Search the data for the word "JSON" and copy every line where it occurs.

◇ ◇ ◇ ◇ ◇

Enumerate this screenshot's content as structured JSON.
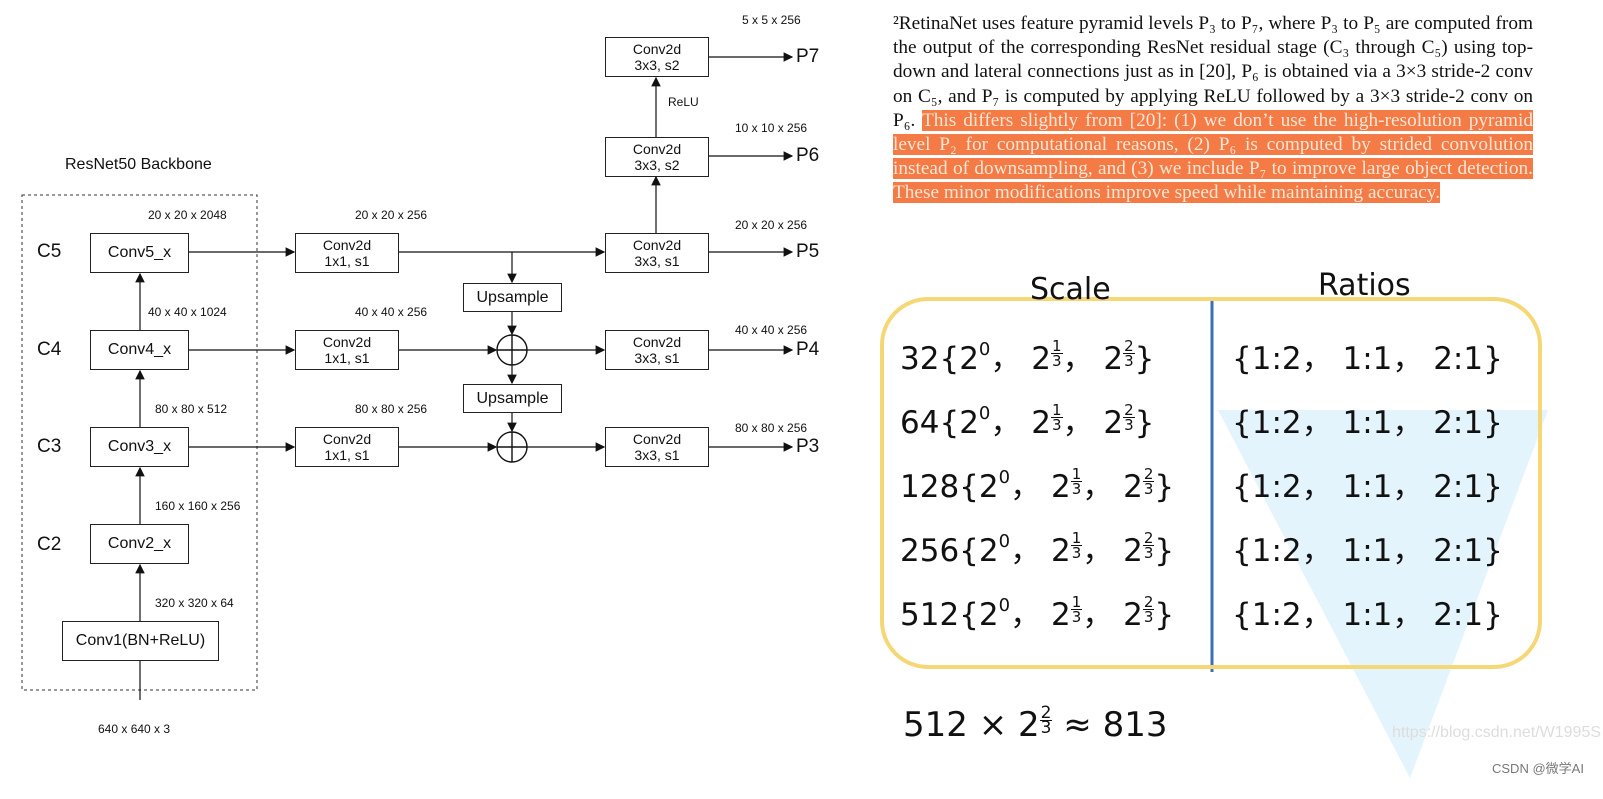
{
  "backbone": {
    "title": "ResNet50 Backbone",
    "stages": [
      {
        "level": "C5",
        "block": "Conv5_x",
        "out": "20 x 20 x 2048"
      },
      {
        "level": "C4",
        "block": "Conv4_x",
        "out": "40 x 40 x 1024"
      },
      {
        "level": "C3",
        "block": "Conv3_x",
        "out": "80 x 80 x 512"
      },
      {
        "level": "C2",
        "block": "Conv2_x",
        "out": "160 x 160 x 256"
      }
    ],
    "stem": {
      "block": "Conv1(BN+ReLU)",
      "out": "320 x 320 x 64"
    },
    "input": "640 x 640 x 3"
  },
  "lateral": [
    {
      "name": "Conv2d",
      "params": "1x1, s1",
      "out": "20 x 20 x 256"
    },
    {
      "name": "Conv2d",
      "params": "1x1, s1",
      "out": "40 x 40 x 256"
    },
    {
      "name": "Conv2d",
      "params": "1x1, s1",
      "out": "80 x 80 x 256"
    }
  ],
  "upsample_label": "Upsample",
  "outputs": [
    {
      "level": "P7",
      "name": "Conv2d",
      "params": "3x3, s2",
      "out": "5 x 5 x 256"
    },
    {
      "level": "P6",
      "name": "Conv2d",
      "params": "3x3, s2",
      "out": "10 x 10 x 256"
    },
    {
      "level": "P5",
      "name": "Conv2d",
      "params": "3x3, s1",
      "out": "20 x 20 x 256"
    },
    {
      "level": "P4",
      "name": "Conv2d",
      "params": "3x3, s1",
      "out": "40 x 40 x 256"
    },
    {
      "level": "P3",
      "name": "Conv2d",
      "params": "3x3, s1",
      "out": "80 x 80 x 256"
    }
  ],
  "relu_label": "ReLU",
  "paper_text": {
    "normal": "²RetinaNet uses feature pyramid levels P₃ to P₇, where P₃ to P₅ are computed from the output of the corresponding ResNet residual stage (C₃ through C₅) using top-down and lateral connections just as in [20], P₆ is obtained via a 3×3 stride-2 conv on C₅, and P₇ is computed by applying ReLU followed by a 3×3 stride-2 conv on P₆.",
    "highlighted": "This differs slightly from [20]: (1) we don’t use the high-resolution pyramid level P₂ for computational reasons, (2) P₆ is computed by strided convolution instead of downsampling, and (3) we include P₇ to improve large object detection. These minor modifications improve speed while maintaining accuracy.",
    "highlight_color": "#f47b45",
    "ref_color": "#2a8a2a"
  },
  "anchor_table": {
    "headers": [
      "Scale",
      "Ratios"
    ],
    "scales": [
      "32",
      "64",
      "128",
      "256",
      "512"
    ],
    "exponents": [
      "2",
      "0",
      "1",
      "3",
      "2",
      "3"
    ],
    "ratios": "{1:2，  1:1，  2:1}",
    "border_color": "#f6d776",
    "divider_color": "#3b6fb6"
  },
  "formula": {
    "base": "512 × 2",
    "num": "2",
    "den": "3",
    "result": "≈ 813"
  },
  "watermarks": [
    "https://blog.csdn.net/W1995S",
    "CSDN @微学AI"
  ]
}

◇ ◇ ◇ ◇ ◇

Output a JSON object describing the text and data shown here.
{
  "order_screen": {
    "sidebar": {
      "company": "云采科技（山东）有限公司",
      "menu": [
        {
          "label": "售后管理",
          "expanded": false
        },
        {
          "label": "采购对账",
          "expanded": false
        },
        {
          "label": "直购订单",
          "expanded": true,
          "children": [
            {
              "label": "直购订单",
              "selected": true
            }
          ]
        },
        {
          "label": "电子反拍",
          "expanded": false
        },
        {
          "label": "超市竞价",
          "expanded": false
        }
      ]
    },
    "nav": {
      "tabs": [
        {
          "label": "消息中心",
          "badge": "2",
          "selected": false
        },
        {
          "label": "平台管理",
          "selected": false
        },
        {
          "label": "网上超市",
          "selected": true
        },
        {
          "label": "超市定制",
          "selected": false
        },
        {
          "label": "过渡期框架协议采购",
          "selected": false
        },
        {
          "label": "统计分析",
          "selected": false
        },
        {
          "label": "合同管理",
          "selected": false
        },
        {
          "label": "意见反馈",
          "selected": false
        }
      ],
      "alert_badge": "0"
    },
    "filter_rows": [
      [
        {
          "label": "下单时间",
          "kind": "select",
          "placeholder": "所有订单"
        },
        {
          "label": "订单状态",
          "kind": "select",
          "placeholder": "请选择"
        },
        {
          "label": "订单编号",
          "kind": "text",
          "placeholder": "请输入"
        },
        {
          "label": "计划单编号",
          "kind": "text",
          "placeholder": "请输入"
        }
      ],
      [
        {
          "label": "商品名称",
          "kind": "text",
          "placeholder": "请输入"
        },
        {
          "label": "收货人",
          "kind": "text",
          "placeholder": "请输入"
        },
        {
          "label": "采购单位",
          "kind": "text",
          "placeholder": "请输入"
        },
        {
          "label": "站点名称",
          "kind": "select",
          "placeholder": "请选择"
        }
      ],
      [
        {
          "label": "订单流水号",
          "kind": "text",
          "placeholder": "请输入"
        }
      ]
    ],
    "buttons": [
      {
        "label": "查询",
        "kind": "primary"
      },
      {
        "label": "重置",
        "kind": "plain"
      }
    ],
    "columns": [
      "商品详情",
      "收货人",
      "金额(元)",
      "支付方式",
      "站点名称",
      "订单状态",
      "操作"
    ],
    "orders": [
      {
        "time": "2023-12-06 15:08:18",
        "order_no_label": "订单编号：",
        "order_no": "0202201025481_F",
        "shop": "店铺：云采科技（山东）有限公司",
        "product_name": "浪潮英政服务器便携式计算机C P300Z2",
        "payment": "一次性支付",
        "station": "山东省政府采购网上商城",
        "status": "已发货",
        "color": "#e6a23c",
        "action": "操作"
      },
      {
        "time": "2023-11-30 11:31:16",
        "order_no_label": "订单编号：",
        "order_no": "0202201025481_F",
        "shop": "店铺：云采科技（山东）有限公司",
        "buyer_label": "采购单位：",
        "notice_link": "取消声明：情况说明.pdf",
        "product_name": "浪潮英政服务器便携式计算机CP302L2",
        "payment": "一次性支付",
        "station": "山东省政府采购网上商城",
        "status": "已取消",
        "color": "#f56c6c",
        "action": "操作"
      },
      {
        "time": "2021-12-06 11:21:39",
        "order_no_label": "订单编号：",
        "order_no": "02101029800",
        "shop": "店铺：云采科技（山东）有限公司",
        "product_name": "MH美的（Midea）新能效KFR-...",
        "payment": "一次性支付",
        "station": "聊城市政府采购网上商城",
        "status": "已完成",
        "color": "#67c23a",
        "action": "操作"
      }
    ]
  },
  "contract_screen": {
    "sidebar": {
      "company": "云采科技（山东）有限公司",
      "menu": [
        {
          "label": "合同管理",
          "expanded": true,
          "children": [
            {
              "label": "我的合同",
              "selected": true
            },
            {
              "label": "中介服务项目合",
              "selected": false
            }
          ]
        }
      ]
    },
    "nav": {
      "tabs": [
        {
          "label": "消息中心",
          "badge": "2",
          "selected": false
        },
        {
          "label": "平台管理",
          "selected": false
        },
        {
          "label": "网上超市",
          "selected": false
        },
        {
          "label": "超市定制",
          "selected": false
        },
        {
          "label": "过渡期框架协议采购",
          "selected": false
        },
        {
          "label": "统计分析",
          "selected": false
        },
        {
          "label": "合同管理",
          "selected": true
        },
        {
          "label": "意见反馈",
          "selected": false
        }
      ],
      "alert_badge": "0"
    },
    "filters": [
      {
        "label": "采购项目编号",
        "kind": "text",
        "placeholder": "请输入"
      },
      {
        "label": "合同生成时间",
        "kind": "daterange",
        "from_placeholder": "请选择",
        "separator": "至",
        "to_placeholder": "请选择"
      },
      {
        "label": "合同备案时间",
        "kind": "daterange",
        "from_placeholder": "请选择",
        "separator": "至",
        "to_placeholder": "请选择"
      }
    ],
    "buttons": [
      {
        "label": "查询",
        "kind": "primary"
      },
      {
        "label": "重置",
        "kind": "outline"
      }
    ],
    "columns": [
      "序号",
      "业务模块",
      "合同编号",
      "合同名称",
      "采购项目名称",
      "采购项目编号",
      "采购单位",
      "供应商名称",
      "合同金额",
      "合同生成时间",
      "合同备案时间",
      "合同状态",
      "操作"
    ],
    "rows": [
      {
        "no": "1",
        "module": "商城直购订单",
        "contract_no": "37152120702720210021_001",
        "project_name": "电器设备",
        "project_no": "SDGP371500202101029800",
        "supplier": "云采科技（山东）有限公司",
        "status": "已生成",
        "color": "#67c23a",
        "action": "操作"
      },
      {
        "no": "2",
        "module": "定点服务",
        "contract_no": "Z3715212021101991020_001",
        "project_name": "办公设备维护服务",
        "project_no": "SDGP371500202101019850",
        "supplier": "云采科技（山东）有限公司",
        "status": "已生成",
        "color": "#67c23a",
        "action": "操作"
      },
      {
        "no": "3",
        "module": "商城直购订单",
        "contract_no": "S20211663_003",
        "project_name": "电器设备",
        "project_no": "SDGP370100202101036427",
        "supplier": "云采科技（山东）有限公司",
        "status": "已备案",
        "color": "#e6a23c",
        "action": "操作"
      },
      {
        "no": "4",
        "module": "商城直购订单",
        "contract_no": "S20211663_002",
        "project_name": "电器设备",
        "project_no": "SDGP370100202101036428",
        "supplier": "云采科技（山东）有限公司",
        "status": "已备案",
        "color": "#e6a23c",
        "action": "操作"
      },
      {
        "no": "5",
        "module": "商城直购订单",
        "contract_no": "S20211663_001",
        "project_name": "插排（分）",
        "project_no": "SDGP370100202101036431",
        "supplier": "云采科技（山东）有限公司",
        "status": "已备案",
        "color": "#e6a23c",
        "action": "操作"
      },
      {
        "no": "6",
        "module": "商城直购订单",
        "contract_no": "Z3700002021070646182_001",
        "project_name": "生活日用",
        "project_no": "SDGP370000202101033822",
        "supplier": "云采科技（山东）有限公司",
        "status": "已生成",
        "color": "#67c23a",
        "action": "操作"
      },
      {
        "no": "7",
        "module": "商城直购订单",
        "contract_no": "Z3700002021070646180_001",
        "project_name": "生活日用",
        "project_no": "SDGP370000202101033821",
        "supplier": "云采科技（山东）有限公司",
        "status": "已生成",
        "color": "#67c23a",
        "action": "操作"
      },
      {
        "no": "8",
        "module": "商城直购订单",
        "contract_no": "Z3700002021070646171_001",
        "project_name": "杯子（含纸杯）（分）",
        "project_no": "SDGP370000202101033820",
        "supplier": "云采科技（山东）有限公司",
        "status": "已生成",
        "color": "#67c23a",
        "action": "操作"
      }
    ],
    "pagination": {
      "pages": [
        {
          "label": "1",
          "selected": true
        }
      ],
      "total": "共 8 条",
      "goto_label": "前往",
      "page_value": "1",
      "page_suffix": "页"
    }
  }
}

◇ ◇ ◇ ◇ ◇

§ **RESULT OF THIS TASK**:
Enumerate this screenshot's content as structured JSON.
Output a JSON object describing the text and data shown here.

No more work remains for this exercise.